WRITTEN TASK: Will you quote all of the entries, word for word?

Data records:
::::

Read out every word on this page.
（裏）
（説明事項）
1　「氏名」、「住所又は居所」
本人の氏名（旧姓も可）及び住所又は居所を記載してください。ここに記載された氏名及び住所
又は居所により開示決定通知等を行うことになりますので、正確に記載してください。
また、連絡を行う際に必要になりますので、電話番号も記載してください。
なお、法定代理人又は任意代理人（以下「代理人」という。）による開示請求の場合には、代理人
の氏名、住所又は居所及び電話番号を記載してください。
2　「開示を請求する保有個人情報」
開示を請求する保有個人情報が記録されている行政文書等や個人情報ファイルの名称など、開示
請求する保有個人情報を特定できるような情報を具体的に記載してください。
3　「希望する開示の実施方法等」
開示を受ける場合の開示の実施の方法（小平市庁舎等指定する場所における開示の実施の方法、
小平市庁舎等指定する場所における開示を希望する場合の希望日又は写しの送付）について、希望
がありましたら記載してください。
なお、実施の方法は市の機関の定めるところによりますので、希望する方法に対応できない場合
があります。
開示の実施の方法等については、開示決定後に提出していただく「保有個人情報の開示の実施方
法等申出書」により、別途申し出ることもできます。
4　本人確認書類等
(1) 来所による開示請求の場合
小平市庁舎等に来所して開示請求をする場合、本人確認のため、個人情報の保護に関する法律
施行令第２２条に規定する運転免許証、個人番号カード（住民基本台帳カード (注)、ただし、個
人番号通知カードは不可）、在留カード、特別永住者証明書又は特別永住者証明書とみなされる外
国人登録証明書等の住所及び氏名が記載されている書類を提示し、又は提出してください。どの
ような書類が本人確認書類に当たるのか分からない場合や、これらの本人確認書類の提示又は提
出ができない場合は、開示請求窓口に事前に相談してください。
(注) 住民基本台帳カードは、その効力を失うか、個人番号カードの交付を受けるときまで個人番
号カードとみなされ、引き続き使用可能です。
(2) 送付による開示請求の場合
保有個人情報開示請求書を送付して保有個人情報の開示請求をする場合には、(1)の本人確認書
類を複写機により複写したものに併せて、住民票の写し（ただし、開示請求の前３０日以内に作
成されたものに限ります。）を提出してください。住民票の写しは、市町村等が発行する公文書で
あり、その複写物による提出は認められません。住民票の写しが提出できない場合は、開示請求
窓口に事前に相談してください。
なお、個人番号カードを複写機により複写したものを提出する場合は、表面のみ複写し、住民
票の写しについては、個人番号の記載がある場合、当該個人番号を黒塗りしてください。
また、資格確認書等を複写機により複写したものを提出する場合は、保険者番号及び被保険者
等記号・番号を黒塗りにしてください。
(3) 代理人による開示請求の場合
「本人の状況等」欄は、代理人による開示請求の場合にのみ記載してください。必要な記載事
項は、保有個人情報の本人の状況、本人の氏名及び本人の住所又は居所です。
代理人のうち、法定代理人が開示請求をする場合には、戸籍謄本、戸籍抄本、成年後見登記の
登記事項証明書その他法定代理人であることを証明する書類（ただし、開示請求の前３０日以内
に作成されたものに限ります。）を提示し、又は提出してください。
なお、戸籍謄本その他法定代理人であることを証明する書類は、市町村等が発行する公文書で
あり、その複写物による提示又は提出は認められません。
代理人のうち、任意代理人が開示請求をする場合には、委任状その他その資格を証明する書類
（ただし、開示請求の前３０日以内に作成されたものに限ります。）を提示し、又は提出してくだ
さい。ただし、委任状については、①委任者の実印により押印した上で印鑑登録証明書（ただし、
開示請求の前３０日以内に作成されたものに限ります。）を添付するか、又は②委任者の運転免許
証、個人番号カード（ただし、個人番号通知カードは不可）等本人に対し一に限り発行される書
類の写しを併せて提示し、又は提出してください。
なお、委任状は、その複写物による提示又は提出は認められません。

::::

OUTPUT OF THE TASK:
Read out every word on this page.
（裏）
（説明事項）
1　「氏名」、「住所又は居所」
本人の氏名（旧姓も可）及び住所又は居所を記載してください。ここに記載された氏名及び住所
又は居所により開示決定通知等を行うことになりますので、正確に記載してください。
また、連絡を行う際に必要になりますので、電話番号も記載してください。
なお、法定代理人又は任意代理人（以下「代理人」という。）による開示請求の場合には、代理人
の氏名、住所又は居所及び電話番号を記載してください。
2　「開示を請求する保有個人情報」
開示を請求する保有個人情報が記録されている行政文書等や個人情報ファイルの名称など、開示
請求する保有個人情報を特定できるような情報を具体的に記載してください。
3　「希望する開示の実施方法等」
開示を受ける場合の開示の実施の方法（小平市庁舎等指定する場所における開示の実施の方法、
小平市庁舎等指定する場所における開示を希望する場合の希望日又は写しの送付）について、希望
がありましたら記載してください。
なお、実施の方法は市の機関の定めるところによりますので、希望する方法に対応できない場合
があります。
開示の実施の方法等については、開示決定後に提出していただく「保有個人情報の開示の実施方
法等申出書」により、別途申し出ることもできます。
4　本人確認書類等
(1) 来所による開示請求の場合
小平市庁舎等に来所して開示請求をする場合、本人確認のため、個人情報の保護に関する法律
施行令第２２条に規定する運転免許証、個人番号カード（住民基本台帳カード (注)、ただし、個
人番号通知カードは不可）、在留カード、特別永住者証明書又は特別永住者証明書とみなされる外
国人登録証明書等の住所及び氏名が記載されている書類を提示し、又は提出してください。どの
ような書類が本人確認書類に当たるのか分からない場合や、これらの本人確認書類の提示又は提
出ができない場合は、開示請求窓口に事前に相談してください。
(注) 住民基本台帳カードは、その効力を失うか、個人番号カードの交付を受けるときまで個人番
号カードとみなされ、引き続き使用可能です。
(2) 送付による開示請求の場合
保有個人情報開示請求書を送付して保有個人情報の開示請求をする場合には、(1)の本人確認書
類を複写機により複写したものに併せて、住民票の写し（ただし、開示請求の前３０日以内に作
成されたものに限ります。）を提出してください。住民票の写しは、市町村等が発行する公文書で
あり、その複写物による提出は認められません。住民票の写しが提出できない場合は、開示請求
窓口に事前に相談してください。
なお、個人番号カードを複写機により複写したものを提出する場合は、表面のみ複写し、住民
票の写しについては、個人番号の記載がある場合、当該個人番号を黒塗りしてください。
また、資格確認書等を複写機により複写したものを提出する場合は、保険者番号及び被保険者
等記号・番号を黒塗りにしてください。
(3) 代理人による開示請求の場合
「本人の状況等」欄は、代理人による開示請求の場合にのみ記載してください。必要な記載事
項は、保有個人情報の本人の状況、本人の氏名及び本人の住所又は居所です。
代理人のうち、法定代理人が開示請求をする場合には、戸籍謄本、戸籍抄本、成年後見登記の
登記事項証明書その他法定代理人であることを証明する書類（ただし、開示請求の前３０日以内
に作成されたものに限ります。）を提示し、又は提出してください。
なお、戸籍謄本その他法定代理人であることを証明する書類は、市町村等が発行する公文書で
あり、その複写物による提示又は提出は認められません。
代理人のうち、任意代理人が開示請求をする場合には、委任状その他その資格を証明する書類
（ただし、開示請求の前３０日以内に作成されたものに限ります。）を提示し、又は提出してくだ
さい。ただし、委任状については、①委任者の実印により押印した上で印鑑登録証明書（ただし、
開示請求の前３０日以内に作成されたものに限ります。）を添付するか、又は②委任者の運転免許
証、個人番号カード（ただし、個人番号通知カードは不可）等本人に対し一に限り発行される書
類の写しを併せて提示し、又は提出してください。
なお、委任状は、その複写物による提示又は提出は認められません。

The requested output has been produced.